SUPPLIED ENTRIES
>>>

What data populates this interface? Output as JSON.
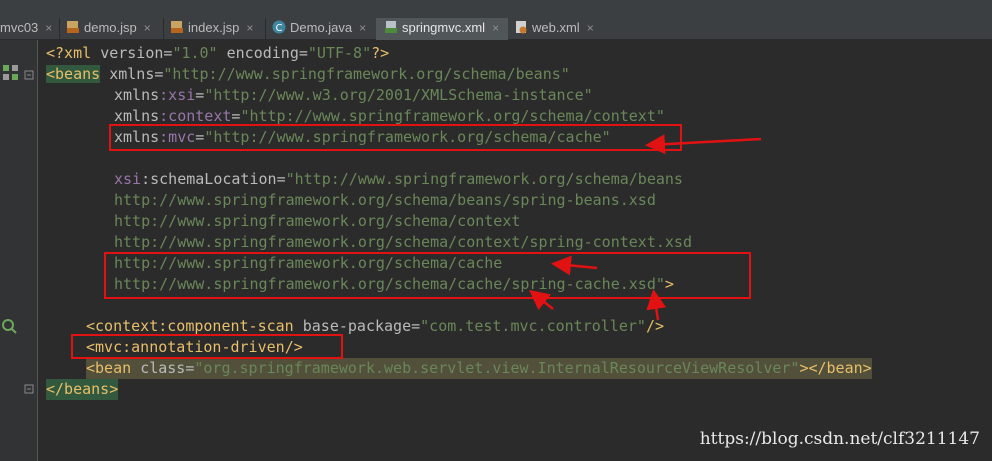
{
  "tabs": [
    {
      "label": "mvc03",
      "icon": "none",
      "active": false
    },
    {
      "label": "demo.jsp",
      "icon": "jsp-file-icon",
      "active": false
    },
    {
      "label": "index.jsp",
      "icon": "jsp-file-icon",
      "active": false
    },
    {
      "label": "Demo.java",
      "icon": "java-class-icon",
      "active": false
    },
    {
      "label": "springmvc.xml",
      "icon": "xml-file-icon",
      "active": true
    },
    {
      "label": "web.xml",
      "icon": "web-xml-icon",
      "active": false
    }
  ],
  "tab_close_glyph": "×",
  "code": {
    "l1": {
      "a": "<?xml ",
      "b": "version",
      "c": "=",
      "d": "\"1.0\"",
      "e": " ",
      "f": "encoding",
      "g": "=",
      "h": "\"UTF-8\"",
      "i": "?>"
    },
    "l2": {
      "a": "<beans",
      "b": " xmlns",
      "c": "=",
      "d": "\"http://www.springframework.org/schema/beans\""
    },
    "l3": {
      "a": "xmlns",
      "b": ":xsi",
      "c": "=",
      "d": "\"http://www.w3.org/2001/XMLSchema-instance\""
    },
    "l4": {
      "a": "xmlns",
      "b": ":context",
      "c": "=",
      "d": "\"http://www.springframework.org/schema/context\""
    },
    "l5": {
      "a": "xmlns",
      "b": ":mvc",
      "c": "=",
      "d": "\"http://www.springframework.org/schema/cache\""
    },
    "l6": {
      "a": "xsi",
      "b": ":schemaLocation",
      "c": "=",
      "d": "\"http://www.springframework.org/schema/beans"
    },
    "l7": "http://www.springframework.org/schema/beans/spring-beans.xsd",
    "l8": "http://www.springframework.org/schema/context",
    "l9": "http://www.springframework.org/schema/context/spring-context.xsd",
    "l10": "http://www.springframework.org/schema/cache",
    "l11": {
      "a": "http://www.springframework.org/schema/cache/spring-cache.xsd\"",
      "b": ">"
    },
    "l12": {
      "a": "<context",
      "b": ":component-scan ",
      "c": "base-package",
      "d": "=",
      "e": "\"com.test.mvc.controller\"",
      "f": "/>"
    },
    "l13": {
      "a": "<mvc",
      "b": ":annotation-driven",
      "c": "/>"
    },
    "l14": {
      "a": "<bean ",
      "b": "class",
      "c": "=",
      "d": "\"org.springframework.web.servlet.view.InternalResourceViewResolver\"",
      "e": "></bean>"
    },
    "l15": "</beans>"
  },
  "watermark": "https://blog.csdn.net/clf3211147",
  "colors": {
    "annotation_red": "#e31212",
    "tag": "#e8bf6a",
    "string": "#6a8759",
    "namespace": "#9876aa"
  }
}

<<<

YOUR TASK
Look through the entries above. Extract each line with the word "icon".

COMPLETED EXERCISE
      "icon": "none",
      "icon": "jsp-file-icon",
      "icon": "jsp-file-icon",
      "icon": "java-class-icon",
      "icon": "xml-file-icon",
      "icon": "web-xml-icon",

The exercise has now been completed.